### [EXERCISE PROMPT]
Your task is to repeat the entries underneath exactly, minus the pictures.

### [Entries from a visual dataset]
---*---
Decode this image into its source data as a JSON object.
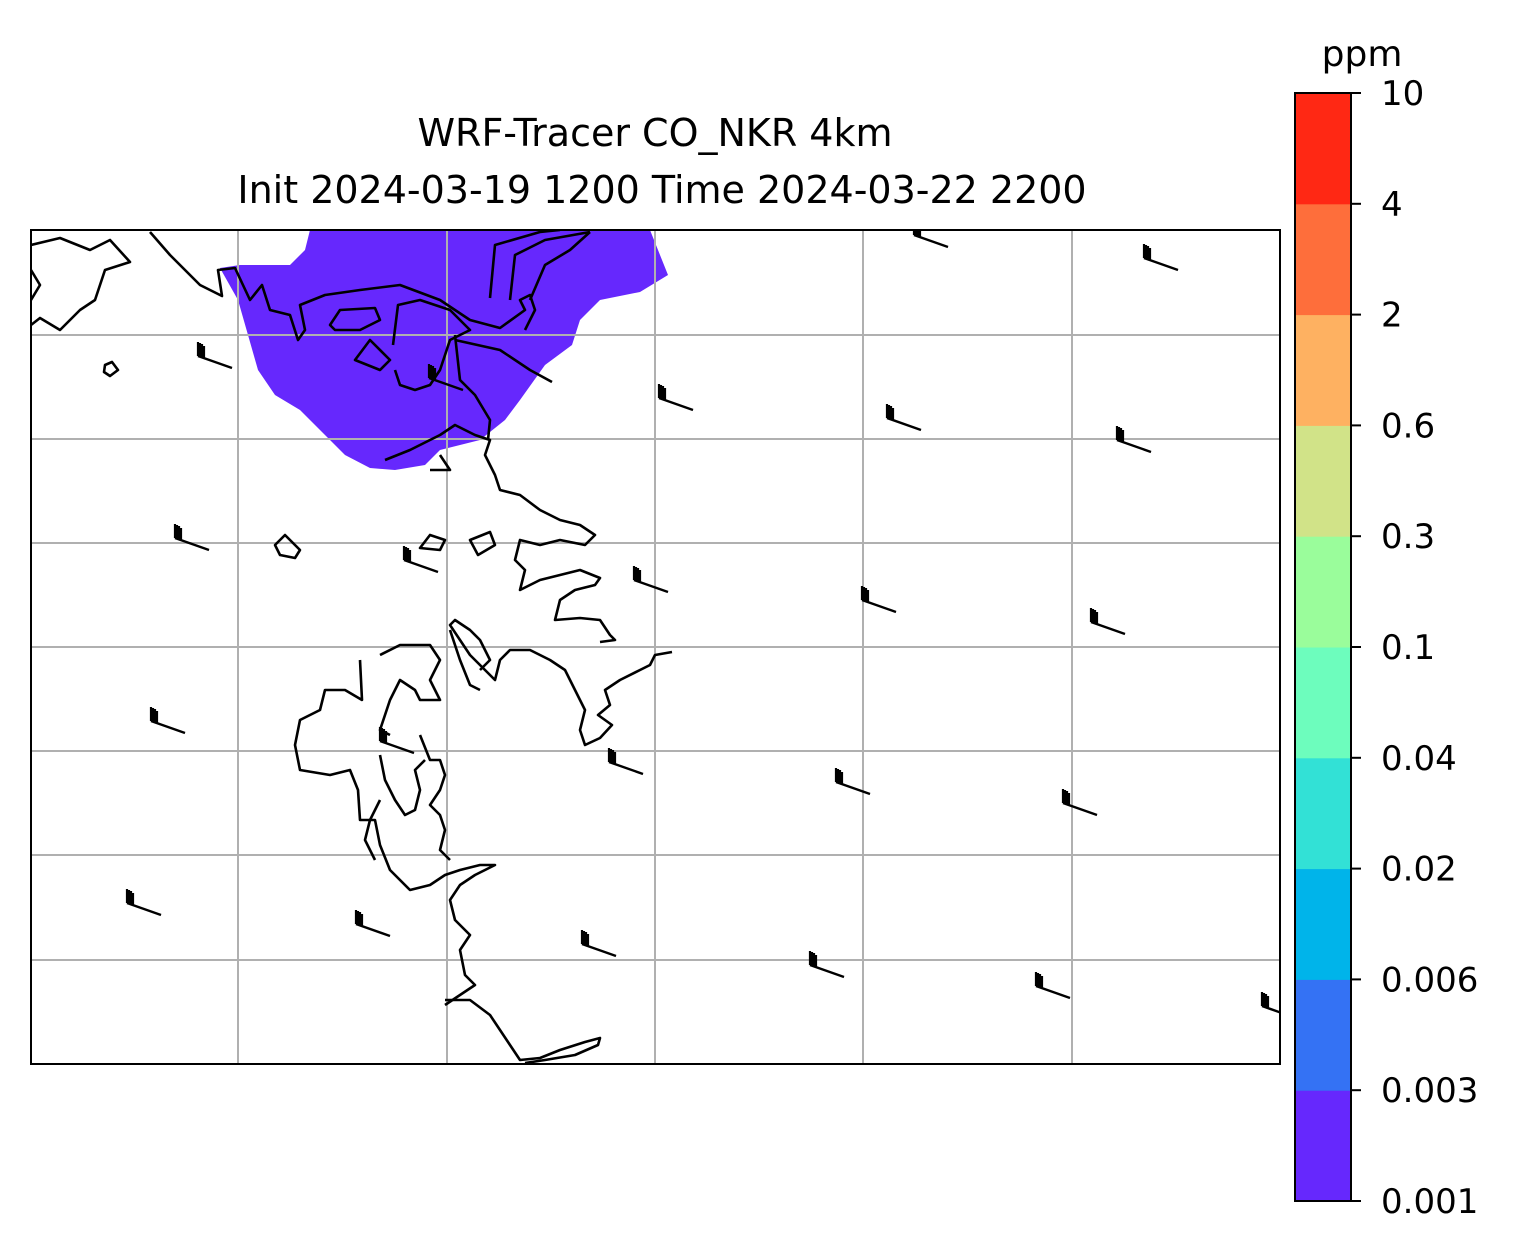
{
  "title": {
    "line1": "WRF-Tracer CO_NKR 4km",
    "line2": "Init 2024-03-19 1200 Time 2024-03-22 2200"
  },
  "colorbar": {
    "unit": "ppm",
    "levels": [
      "0.001",
      "0.003",
      "0.006",
      "0.02",
      "0.04",
      "0.1",
      "0.3",
      "0.6",
      "2",
      "4",
      "10"
    ],
    "colors": [
      "#6628fd",
      "#3472f4",
      "#00b4ea",
      "#32e1d6",
      "#6dfdbd",
      "#9afd9b",
      "#d1e388",
      "#feb161",
      "#fe6e3b",
      "#ff2814"
    ]
  },
  "map": {
    "plume_color": "#6628fd",
    "gridline_color": "#b0b0b0",
    "coastline_color": "#000000"
  }
}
---*---
### [FULL SOLUTION]
Decode this image into its source data as a JSON object.
{
  "title": {
    "line1": "WRF-Tracer CO_NKR 4km",
    "line2": "Init 2024-03-19 1200 Time 2024-03-22 2200"
  },
  "colorbar": {
    "unit": "ppm",
    "levels": [
      "0.001",
      "0.003",
      "0.006",
      "0.02",
      "0.04",
      "0.1",
      "0.3",
      "0.6",
      "2",
      "4",
      "10"
    ],
    "colors": [
      "#6628fd",
      "#3472f4",
      "#00b4ea",
      "#32e1d6",
      "#6dfdbd",
      "#9afd9b",
      "#d1e388",
      "#feb161",
      "#fe6e3b",
      "#ff2814"
    ]
  },
  "map": {
    "plume_color": "#6628fd",
    "gridline_color": "#b0b0b0",
    "coastline_color": "#000000"
  }
}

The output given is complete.